## DIRECTIONS
Copy every line of the entries that includes the word "khoản".

** Start of RECORDS SUPPLIED **

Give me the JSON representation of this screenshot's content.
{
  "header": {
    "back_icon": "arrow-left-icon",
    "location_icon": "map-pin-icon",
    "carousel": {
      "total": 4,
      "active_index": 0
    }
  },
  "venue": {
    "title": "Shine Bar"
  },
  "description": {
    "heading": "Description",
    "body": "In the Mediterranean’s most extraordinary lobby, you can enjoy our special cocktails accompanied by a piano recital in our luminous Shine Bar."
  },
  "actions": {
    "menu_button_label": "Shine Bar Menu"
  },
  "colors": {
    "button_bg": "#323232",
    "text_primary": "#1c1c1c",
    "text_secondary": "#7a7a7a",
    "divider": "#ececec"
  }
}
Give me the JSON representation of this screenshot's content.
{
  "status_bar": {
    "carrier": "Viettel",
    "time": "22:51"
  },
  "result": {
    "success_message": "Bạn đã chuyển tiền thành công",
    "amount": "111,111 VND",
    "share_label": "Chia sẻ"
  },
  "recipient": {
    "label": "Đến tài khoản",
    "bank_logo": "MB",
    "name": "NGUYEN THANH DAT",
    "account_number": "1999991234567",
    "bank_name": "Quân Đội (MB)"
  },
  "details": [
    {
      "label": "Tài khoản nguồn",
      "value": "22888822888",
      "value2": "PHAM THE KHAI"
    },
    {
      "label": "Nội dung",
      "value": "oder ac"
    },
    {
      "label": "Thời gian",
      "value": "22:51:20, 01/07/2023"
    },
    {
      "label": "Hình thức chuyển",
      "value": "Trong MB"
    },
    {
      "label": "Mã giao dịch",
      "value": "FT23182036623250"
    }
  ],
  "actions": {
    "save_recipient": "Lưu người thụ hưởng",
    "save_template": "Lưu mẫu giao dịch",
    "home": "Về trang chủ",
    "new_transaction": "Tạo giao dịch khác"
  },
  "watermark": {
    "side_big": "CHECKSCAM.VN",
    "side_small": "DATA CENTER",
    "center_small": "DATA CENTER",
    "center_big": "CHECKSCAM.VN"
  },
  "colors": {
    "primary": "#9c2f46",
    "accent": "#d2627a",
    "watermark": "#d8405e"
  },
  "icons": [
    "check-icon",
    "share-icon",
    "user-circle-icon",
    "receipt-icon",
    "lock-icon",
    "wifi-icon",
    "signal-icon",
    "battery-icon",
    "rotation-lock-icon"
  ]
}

** End of RECORDS SUPPLIED **

## ANSWER TO THE TASK
    "label": "Đến tài khoản",
      "label": "Tài khoản nguồn",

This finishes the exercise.